**DATA ROWS**
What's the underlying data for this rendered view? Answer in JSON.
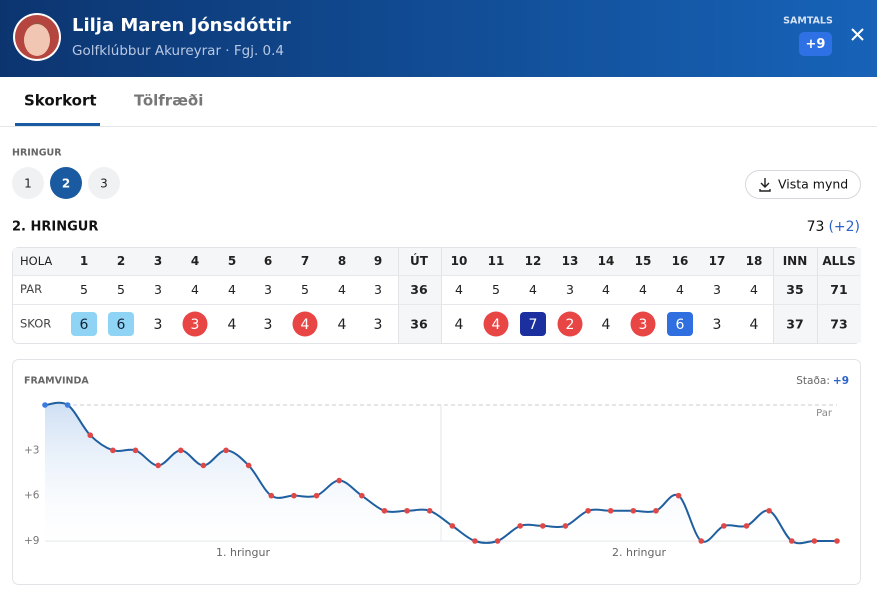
{
  "header": {
    "name": "Lilja Maren Jónsdóttir",
    "subtitle": "Golfklúbbur Akureyrar · Fgj. 0.4",
    "total_label": "SAMTALS",
    "total": "+9"
  },
  "tabs": [
    "Skorkort",
    "Tölfræði"
  ],
  "round_picker": {
    "label": "HRINGUR",
    "rounds": [
      1,
      2,
      3
    ],
    "selected": 2
  },
  "save_button": "Vista mynd",
  "scorecard": {
    "title": "2. HRINGUR",
    "total": 73,
    "to_par": "(+2)",
    "columns": [
      "HOLA",
      "1",
      "2",
      "3",
      "4",
      "5",
      "6",
      "7",
      "8",
      "9",
      "ÚT",
      "10",
      "11",
      "12",
      "13",
      "14",
      "15",
      "16",
      "17",
      "18",
      "INN",
      "ALLS"
    ],
    "rows": [
      {
        "label": "PAR",
        "values": [
          5,
          5,
          3,
          4,
          4,
          3,
          5,
          4,
          3,
          36,
          4,
          5,
          4,
          3,
          4,
          4,
          4,
          3,
          4,
          35,
          71
        ]
      },
      {
        "label": "SKOR",
        "values": [
          6,
          6,
          3,
          3,
          4,
          3,
          4,
          4,
          3,
          36,
          4,
          4,
          7,
          2,
          4,
          3,
          6,
          3,
          4,
          37,
          73
        ]
      }
    ]
  },
  "progress": {
    "title": "FRAMVINDA",
    "status_label": "Staða:",
    "status_value": "+9",
    "par_label": "Par",
    "ylim": [
      0,
      9
    ],
    "yticks": [
      {
        "value": 3,
        "label": "+3"
      },
      {
        "value": 6,
        "label": "+6"
      },
      {
        "value": 9,
        "label": "+9"
      }
    ],
    "x_labels": [
      "1. hringur",
      "2. hringur"
    ],
    "values": [
      0,
      0,
      2,
      3,
      3,
      4,
      3,
      4,
      3,
      4,
      6,
      6,
      6,
      5,
      6,
      7,
      7,
      7,
      8,
      9,
      9,
      8,
      8,
      8,
      7,
      7,
      7,
      7,
      6,
      9,
      8,
      8,
      7,
      9,
      9,
      9
    ]
  }
}
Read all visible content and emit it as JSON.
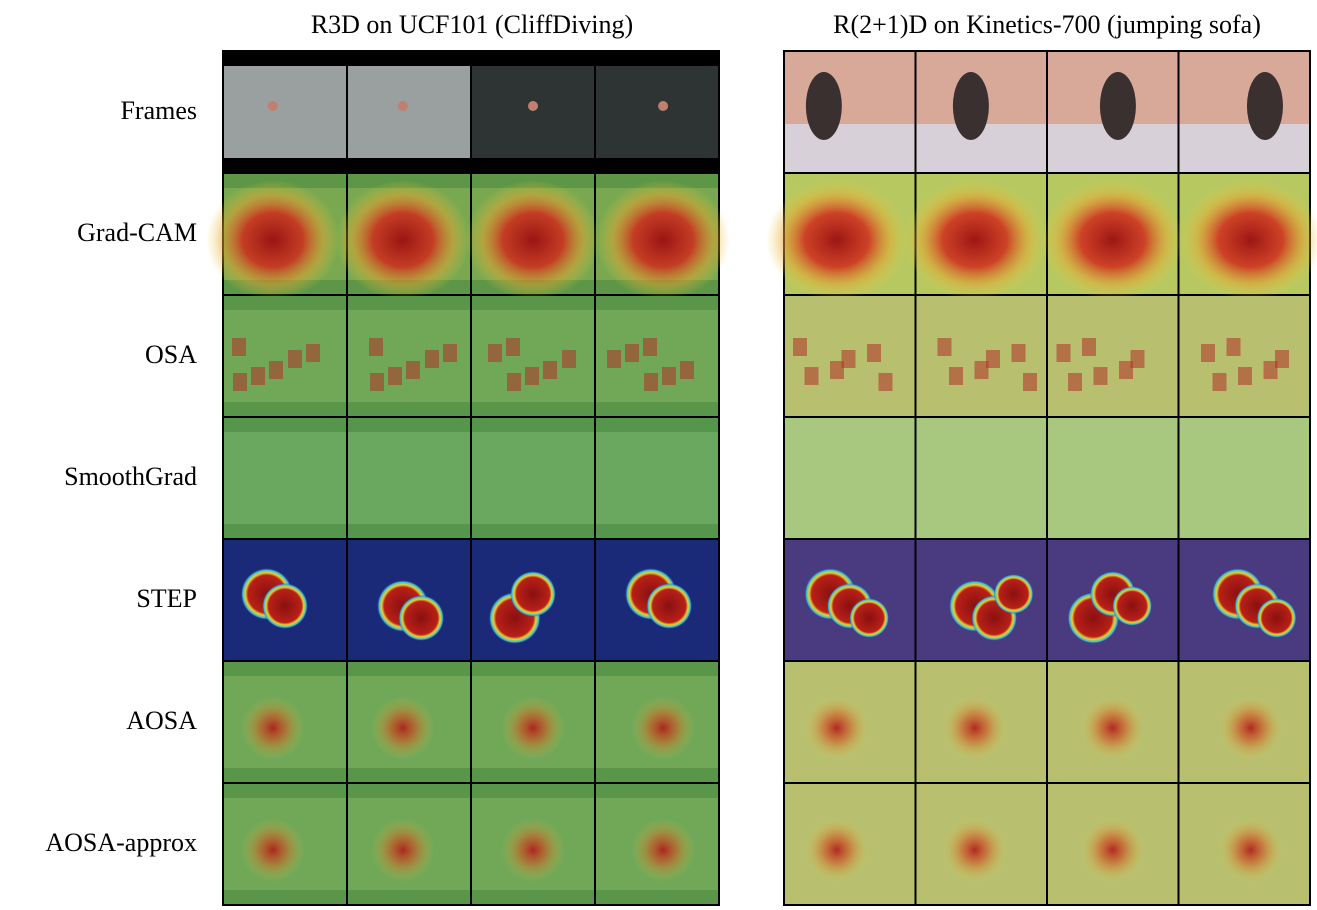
{
  "columns": [
    {
      "title": "R3D on UCF101 (CliffDiving)"
    },
    {
      "title": "R(2+1)D on Kinetics-700 (jumping sofa)"
    }
  ],
  "rows": [
    {
      "label": "Frames"
    },
    {
      "label": "Grad-CAM"
    },
    {
      "label": "OSA"
    },
    {
      "label": "SmoothGrad"
    },
    {
      "label": "STEP"
    },
    {
      "label": "AOSA"
    },
    {
      "label": "AOSA-approx"
    }
  ]
}
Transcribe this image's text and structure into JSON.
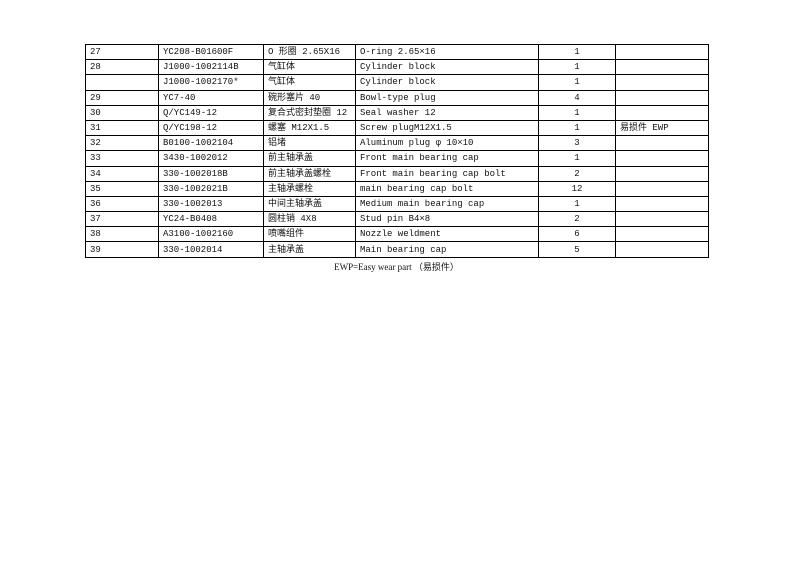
{
  "table": {
    "rows": [
      [
        "27",
        "YC208-B01600F",
        "O 形圈 2.65X16",
        "O-ring 2.65×16",
        "1"
      ],
      [
        "28",
        "J1000-1002114B",
        "气缸体",
        "Cylinder block",
        "1"
      ],
      [
        null,
        "J1000-1002170*",
        "气缸体",
        "Cylinder block",
        "1"
      ],
      [
        "29",
        "YC7-40",
        "碗形塞片 40",
        "Bowl-type plug",
        "4"
      ],
      [
        "30",
        "Q/YC149-12",
        "复合式密封垫圈 12",
        "Seal washer 12",
        "1"
      ],
      [
        "31",
        "Q/YC198-12",
        "螺塞 M12X1.5",
        "Screw plugM12X1.5",
        "1",
        "易损件 EWP"
      ],
      [
        "32",
        "B0100-1002104",
        "铝堵",
        "Aluminum plug φ 10×10",
        "3"
      ],
      [
        "33",
        "3430-1002012",
        "前主轴承盖",
        "Front main bearing cap",
        "1"
      ],
      [
        "34",
        "330-1002018B",
        "前主轴承盖螺栓",
        "Front main bearing cap bolt",
        "2"
      ],
      [
        "35",
        "330-1002021B",
        "主轴承螺栓",
        "main bearing cap bolt",
        "12"
      ],
      [
        "36",
        "330-1002013",
        "中间主轴承盖",
        "Medium main bearing cap",
        "1"
      ],
      [
        "37",
        "YC24-B0408",
        "圆柱销 4X8",
        "Stud pin B4×8",
        "2"
      ],
      [
        "38",
        "A3100-1002160",
        "喷嘴组件",
        "Nozzle weldment",
        "6"
      ],
      [
        "39",
        "330-1002014",
        "主轴承盖",
        "Main bearing cap",
        "5"
      ]
    ]
  },
  "footnote": "EWP=Easy wear part （易损件）"
}
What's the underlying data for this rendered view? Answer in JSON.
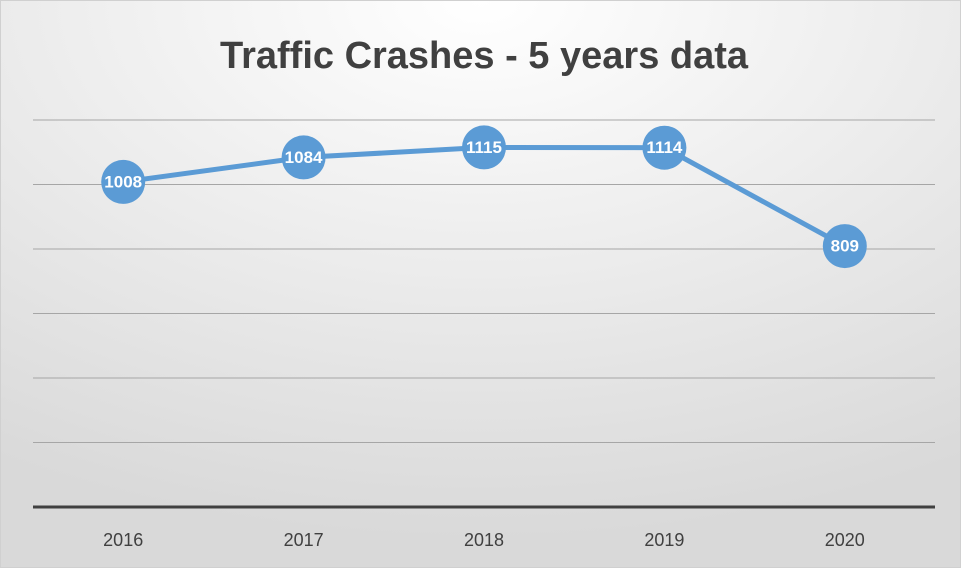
{
  "chart_data": {
    "type": "line",
    "title": "Traffic Crashes - 5 years data",
    "categories": [
      "2016",
      "2017",
      "2018",
      "2019",
      "2020"
    ],
    "series": [
      {
        "name": "Traffic Crashes",
        "color": "#5b9bd5",
        "values": [
          1008,
          1084,
          1115,
          1114,
          809
        ]
      }
    ],
    "ylim": [
      0,
      1200
    ],
    "yticks": [
      0,
      200,
      400,
      600,
      800,
      1000,
      1200
    ],
    "grid": true
  }
}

**THE EXERCISE**
Without including any pictures, print all of the material exactly as given.

**FULL SOLUTION**
What's the underlying data for this rendered view? Answer in JSON.
{
  "header": {
    "name": "Lilja Maren Jónsdóttir",
    "subtitle": "Golfklúbbur Akureyrar · Fgj. 0.4",
    "total_label": "SAMTALS",
    "total": "+9"
  },
  "tabs": [
    "Skorkort",
    "Tölfræði"
  ],
  "round_picker": {
    "label": "HRINGUR",
    "rounds": [
      1,
      2,
      3
    ],
    "selected": 2
  },
  "save_button": "Vista mynd",
  "scorecard": {
    "title": "2. HRINGUR",
    "total": 73,
    "to_par": "(+2)",
    "columns": [
      "HOLA",
      "1",
      "2",
      "3",
      "4",
      "5",
      "6",
      "7",
      "8",
      "9",
      "ÚT",
      "10",
      "11",
      "12",
      "13",
      "14",
      "15",
      "16",
      "17",
      "18",
      "INN",
      "ALLS"
    ],
    "rows": [
      {
        "label": "PAR",
        "values": [
          5,
          5,
          3,
          4,
          4,
          3,
          5,
          4,
          3,
          36,
          4,
          5,
          4,
          3,
          4,
          4,
          4,
          3,
          4,
          35,
          71
        ]
      },
      {
        "label": "SKOR",
        "values": [
          6,
          6,
          3,
          3,
          4,
          3,
          4,
          4,
          3,
          36,
          4,
          4,
          7,
          2,
          4,
          3,
          6,
          3,
          4,
          37,
          73
        ]
      }
    ]
  },
  "progress": {
    "title": "FRAMVINDA",
    "status_label": "Staða:",
    "status_value": "+9",
    "par_label": "Par",
    "ylim": [
      0,
      9
    ],
    "yticks": [
      {
        "value": 3,
        "label": "+3"
      },
      {
        "value": 6,
        "label": "+6"
      },
      {
        "value": 9,
        "label": "+9"
      }
    ],
    "x_labels": [
      "1. hringur",
      "2. hringur"
    ],
    "values": [
      0,
      0,
      2,
      3,
      3,
      4,
      3,
      4,
      3,
      4,
      6,
      6,
      6,
      5,
      6,
      7,
      7,
      7,
      8,
      9,
      9,
      8,
      8,
      8,
      7,
      7,
      7,
      7,
      6,
      9,
      8,
      8,
      7,
      9,
      9,
      9
    ]
  }
}
Read all visible content and emit it as JSON.
{
  "columns": [
    {
      "title": "R3D on UCF101 (CliffDiving)"
    },
    {
      "title": "R(2+1)D on Kinetics-700 (jumping sofa)"
    }
  ],
  "rows": [
    {
      "label": "Frames"
    },
    {
      "label": "Grad-CAM"
    },
    {
      "label": "OSA"
    },
    {
      "label": "SmoothGrad"
    },
    {
      "label": "STEP"
    },
    {
      "label": "AOSA"
    },
    {
      "label": "AOSA-approx"
    }
  ]
}
Transcribe this image's text and structure into JSON.
{
  "table": {
    "rows": [
      [
        "27",
        "YC208-B01600F",
        "O 形圈 2.65X16",
        "O-ring 2.65×16",
        "1"
      ],
      [
        "28",
        "J1000-1002114B",
        "气缸体",
        "Cylinder block",
        "1"
      ],
      [
        null,
        "J1000-1002170*",
        "气缸体",
        "Cylinder block",
        "1"
      ],
      [
        "29",
        "YC7-40",
        "碗形塞片 40",
        "Bowl-type plug",
        "4"
      ],
      [
        "30",
        "Q/YC149-12",
        "复合式密封垫圈 12",
        "Seal washer 12",
        "1"
      ],
      [
        "31",
        "Q/YC198-12",
        "螺塞 M12X1.5",
        "Screw plugM12X1.5",
        "1",
        "易损件 EWP"
      ],
      [
        "32",
        "B0100-1002104",
        "铝堵",
        "Aluminum plug φ 10×10",
        "3"
      ],
      [
        "33",
        "3430-1002012",
        "前主轴承盖",
        "Front main bearing cap",
        "1"
      ],
      [
        "34",
        "330-1002018B",
        "前主轴承盖螺栓",
        "Front main bearing cap bolt",
        "2"
      ],
      [
        "35",
        "330-1002021B",
        "主轴承螺栓",
        "main bearing cap bolt",
        "12"
      ],
      [
        "36",
        "330-1002013",
        "中间主轴承盖",
        "Medium main bearing cap",
        "1"
      ],
      [
        "37",
        "YC24-B0408",
        "圆柱销 4X8",
        "Stud pin B4×8",
        "2"
      ],
      [
        "38",
        "A3100-1002160",
        "喷嘴组件",
        "Nozzle weldment",
        "6"
      ],
      [
        "39",
        "330-1002014",
        "主轴承盖",
        "Main bearing cap",
        "5"
      ]
    ]
  },
  "footnote": "EWP=Easy wear part （易损件）"
}
What's the underlying data for this rendered view? Answer in JSON.
{
  "chart_data": {
    "type": "line",
    "title": "Traffic Crashes - 5 years data",
    "categories": [
      "2016",
      "2017",
      "2018",
      "2019",
      "2020"
    ],
    "series": [
      {
        "name": "Traffic Crashes",
        "color": "#5b9bd5",
        "values": [
          1008,
          1084,
          1115,
          1114,
          809
        ]
      }
    ],
    "ylim": [
      0,
      1200
    ],
    "yticks": [
      0,
      200,
      400,
      600,
      800,
      1000,
      1200
    ],
    "grid": true
  }
}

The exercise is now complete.